_Supplied material_
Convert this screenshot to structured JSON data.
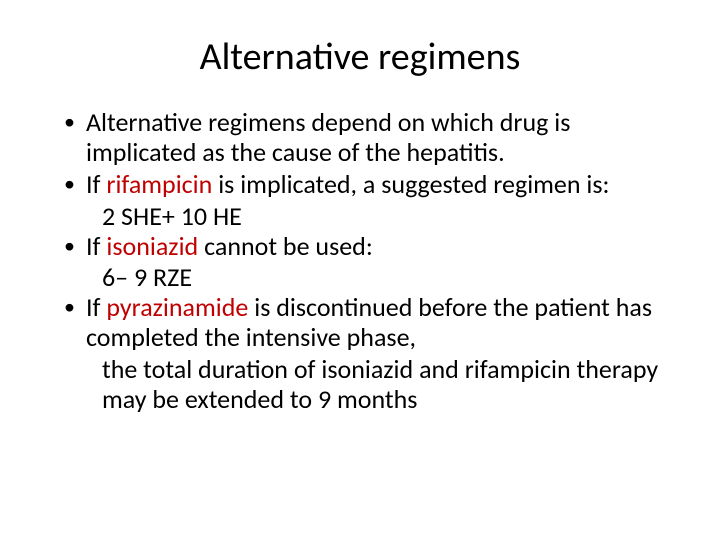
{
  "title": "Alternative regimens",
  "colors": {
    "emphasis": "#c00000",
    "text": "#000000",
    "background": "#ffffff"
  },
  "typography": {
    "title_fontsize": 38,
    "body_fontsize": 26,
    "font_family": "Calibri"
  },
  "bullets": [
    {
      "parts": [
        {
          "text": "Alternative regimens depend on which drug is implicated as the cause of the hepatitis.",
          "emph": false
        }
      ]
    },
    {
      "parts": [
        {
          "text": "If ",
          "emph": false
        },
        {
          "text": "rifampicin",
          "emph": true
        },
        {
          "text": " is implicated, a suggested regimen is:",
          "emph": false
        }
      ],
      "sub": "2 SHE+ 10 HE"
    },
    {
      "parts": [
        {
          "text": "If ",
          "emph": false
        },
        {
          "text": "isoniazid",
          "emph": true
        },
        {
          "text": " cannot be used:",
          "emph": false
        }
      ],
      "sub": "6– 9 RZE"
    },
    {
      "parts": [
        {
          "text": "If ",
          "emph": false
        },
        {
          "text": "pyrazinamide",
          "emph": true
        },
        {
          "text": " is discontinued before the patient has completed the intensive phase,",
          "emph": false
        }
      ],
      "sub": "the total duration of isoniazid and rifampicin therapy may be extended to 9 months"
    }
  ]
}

_What to produce_
Note each line of the entries that has "rifampicin" in it, and copy those lines.

_Written answer_
          "text": "rifampicin",
      "sub": "the total duration of isoniazid and rifampicin therapy may be extended to 9 months"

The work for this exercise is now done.